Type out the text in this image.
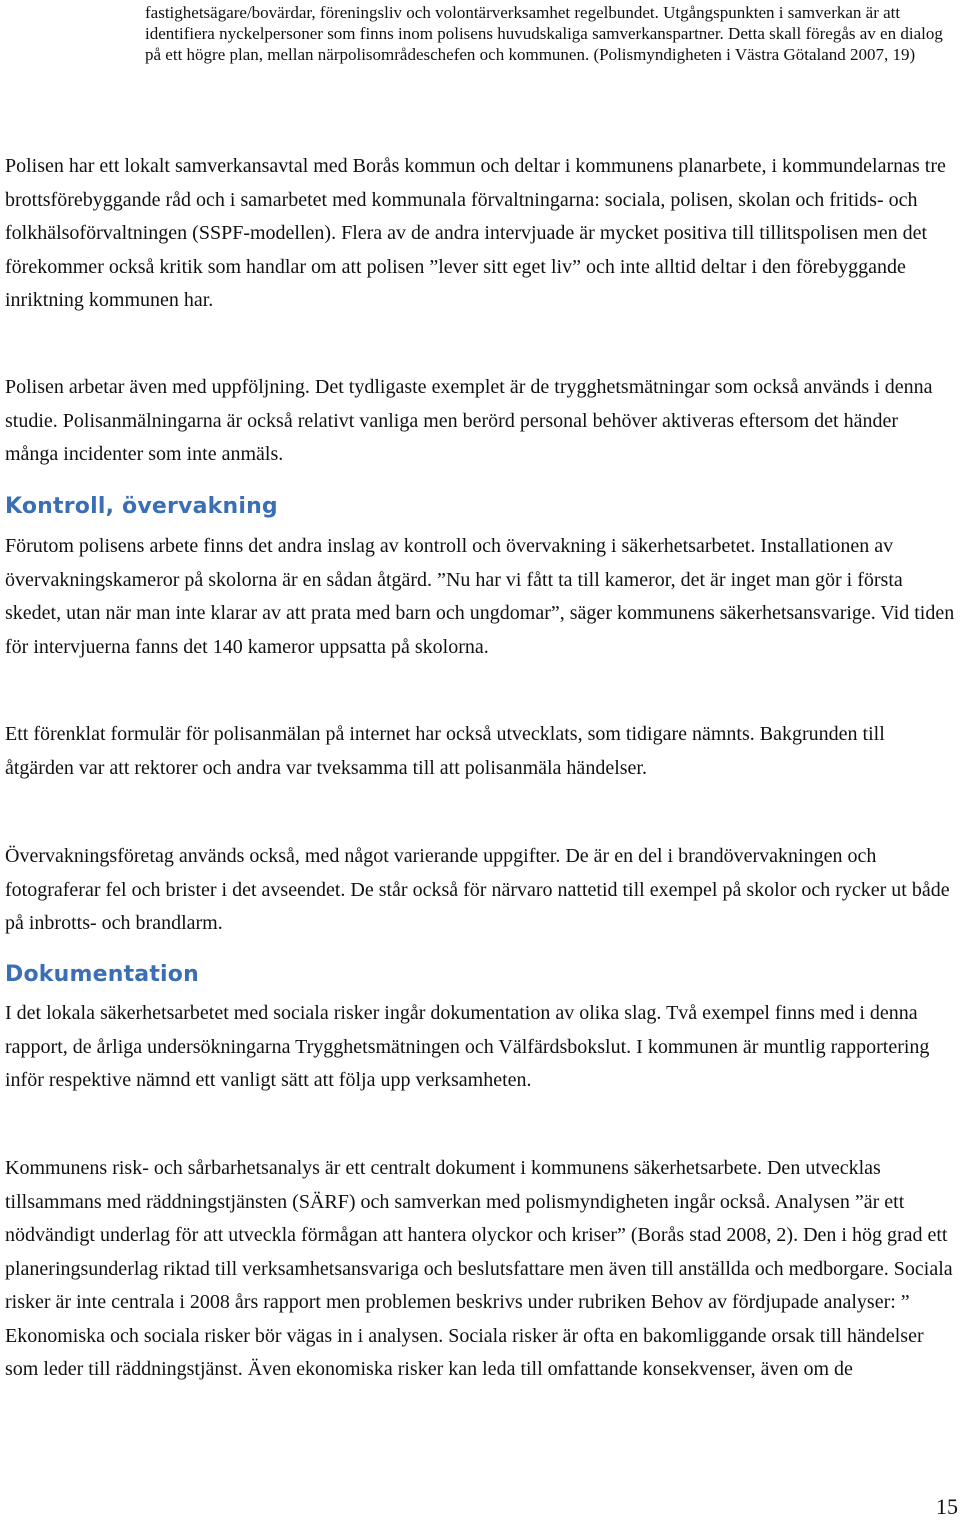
fastighetsägare/bovärdar, föreningsliv och volontärverksamhet regelbundet. Utgångspunkten i samverkan är att identifiera nyckelpersoner som finns inom polisens huvudskaliga samverkanspartner. Detta skall föregås av en dialog på ett högre plan, mellan närpolisområdeschefen och kommunen. (Polismyndigheten i Västra Götaland 2007, 19)

Polisen har ett lokalt samverkansavtal med Borås kommun och deltar i kommunens planarbete, i kommundelarnas tre brottsförebyggande råd och i samarbetet med kommunala förvaltningarna: sociala, polisen, skolan och fritids- och folkhälsoförvaltningen (SSPF-modellen). Flera av de andra intervjuade är mycket positiva till tillitspolisen men det förekommer också kritik som handlar om att polisen ”lever sitt eget liv” och inte alltid deltar i den förebyggande inriktning kommunen har.

Polisen arbetar även med uppföljning. Det tydligaste exemplet är de trygghetsmätningar som också används i denna studie. Polisanmälningarna är också relativt vanliga men berörd personal behöver aktiveras eftersom det händer många incidenter som inte anmäls.

Kontroll, övervakning

Förutom polisens arbete finns det andra inslag av kontroll och övervakning i säkerhetsarbetet. Installationen av övervakningskameror på skolorna är en sådan åtgärd. ”Nu har vi fått ta till kameror, det är inget man gör i första skedet, utan när man inte klarar av att prata med barn och ungdomar”, säger kommunens säkerhetsansvarige. Vid tiden för intervjuerna fanns det 140 kameror uppsatta på skolorna.

Ett förenklat formulär för polisanmälan på internet har också utvecklats, som tidigare nämnts. Bakgrunden till åtgärden var att rektorer och andra var tveksamma till att polisanmäla händelser.

Övervakningsföretag används också, med något varierande uppgifter. De är en del i brandövervakningen och fotograferar fel och brister i det avseendet. De står också för närvaro nattetid till exempel på skolor och rycker ut både på inbrotts- och brandlarm.

Dokumentation

I det lokala säkerhetsarbetet med sociala risker ingår dokumentation av olika slag. Två exempel finns med i denna rapport, de årliga undersökningarna Trygghetsmätningen och Välfärdsbokslut. I kommunen är muntlig rapportering inför respektive nämnd ett vanligt sätt att följa upp verksamheten.

Kommunens risk- och sårbarhetsanalys är ett centralt dokument i kommunens säkerhetsarbete. Den utvecklas tillsammans med räddningstjänsten (SÄRF) och samverkan med polismyndigheten ingår också. Analysen ”är ett nödvändigt underlag för att utveckla förmågan att hantera olyckor och kriser” (Borås stad 2008, 2). Den i hög grad ett planeringsunderlag riktad till verksamhetsansvariga och beslutsfattare men även till anställda och medborgare. Sociala risker är inte centrala i 2008 års rapport men problemen beskrivs under rubriken Behov av fördjupade analyser: ” Ekonomiska och sociala risker bör vägas in i analysen. Sociala risker är ofta en bakomliggande orsak till händelser som leder till räddningstjänst. Även ekonomiska risker kan leda till omfattande konsekvenser, även om de

15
--------------------
Challenge:
Your copy should match the records word for word, with the pictures removed.

Exercise answer:
Type out the text in this image.
fastighetsägare/bovärdar, föreningsliv och volontärverksamhet regelbundet. Utgångspunkten i samverkan är att identifiera nyckelpersoner som finns inom polisens huvudskaliga samverkanspartner. Detta skall föregås av en dialog på ett högre plan, mellan närpolisområdeschefen och kommunen. (Polismyndigheten i Västra Götaland 2007, 19)

Polisen har ett lokalt samverkansavtal med Borås kommun och deltar i kommunens planarbete, i kommundelarnas tre brottsförebyggande råd och i samarbetet med kommunala förvaltningarna: sociala, polisen, skolan och fritids- och folkhälsoförvaltningen (SSPF-modellen). Flera av de andra intervjuade är mycket positiva till tillitspolisen men det förekommer också kritik som handlar om att polisen ”lever sitt eget liv” och inte alltid deltar i den förebyggande inriktning kommunen har.

Polisen arbetar även med uppföljning. Det tydligaste exemplet är de trygghetsmätningar som också används i denna studie. Polisanmälningarna är också relativt vanliga men berörd personal behöver aktiveras eftersom det händer många incidenter som inte anmäls.

Kontroll, övervakning

Förutom polisens arbete finns det andra inslag av kontroll och övervakning i säkerhetsarbetet. Installationen av övervakningskameror på skolorna är en sådan åtgärd. ”Nu har vi fått ta till kameror, det är inget man gör i första skedet, utan när man inte klarar av att prata med barn och ungdomar”, säger kommunens säkerhetsansvarige. Vid tiden för intervjuerna fanns det 140 kameror uppsatta på skolorna.

Ett förenklat formulär för polisanmälan på internet har också utvecklats, som tidigare nämnts. Bakgrunden till åtgärden var att rektorer och andra var tveksamma till att polisanmäla händelser.

Övervakningsföretag används också, med något varierande uppgifter. De är en del i brandövervakningen och fotograferar fel och brister i det avseendet. De står också för närvaro nattetid till exempel på skolor och rycker ut både på inbrotts- och brandlarm.

Dokumentation

I det lokala säkerhetsarbetet med sociala risker ingår dokumentation av olika slag. Två exempel finns med i denna rapport, de årliga undersökningarna Trygghetsmätningen och Välfärdsbokslut. I kommunen är muntlig rapportering inför respektive nämnd ett vanligt sätt att följa upp verksamheten.

Kommunens risk- och sårbarhetsanalys är ett centralt dokument i kommunens säkerhetsarbete. Den utvecklas tillsammans med räddningstjänsten (SÄRF) och samverkan med polismyndigheten ingår också. Analysen ”är ett nödvändigt underlag för att utveckla förmågan att hantera olyckor och kriser” (Borås stad 2008, 2). Den i hög grad ett planeringsunderlag riktad till verksamhetsansvariga och beslutsfattare men även till anställda och medborgare. Sociala risker är inte centrala i 2008 års rapport men problemen beskrivs under rubriken Behov av fördjupade analyser: ” Ekonomiska och sociala risker bör vägas in i analysen. Sociala risker är ofta en bakomliggande orsak till händelser som leder till räddningstjänst. Även ekonomiska risker kan leda till omfattande konsekvenser, även om de

15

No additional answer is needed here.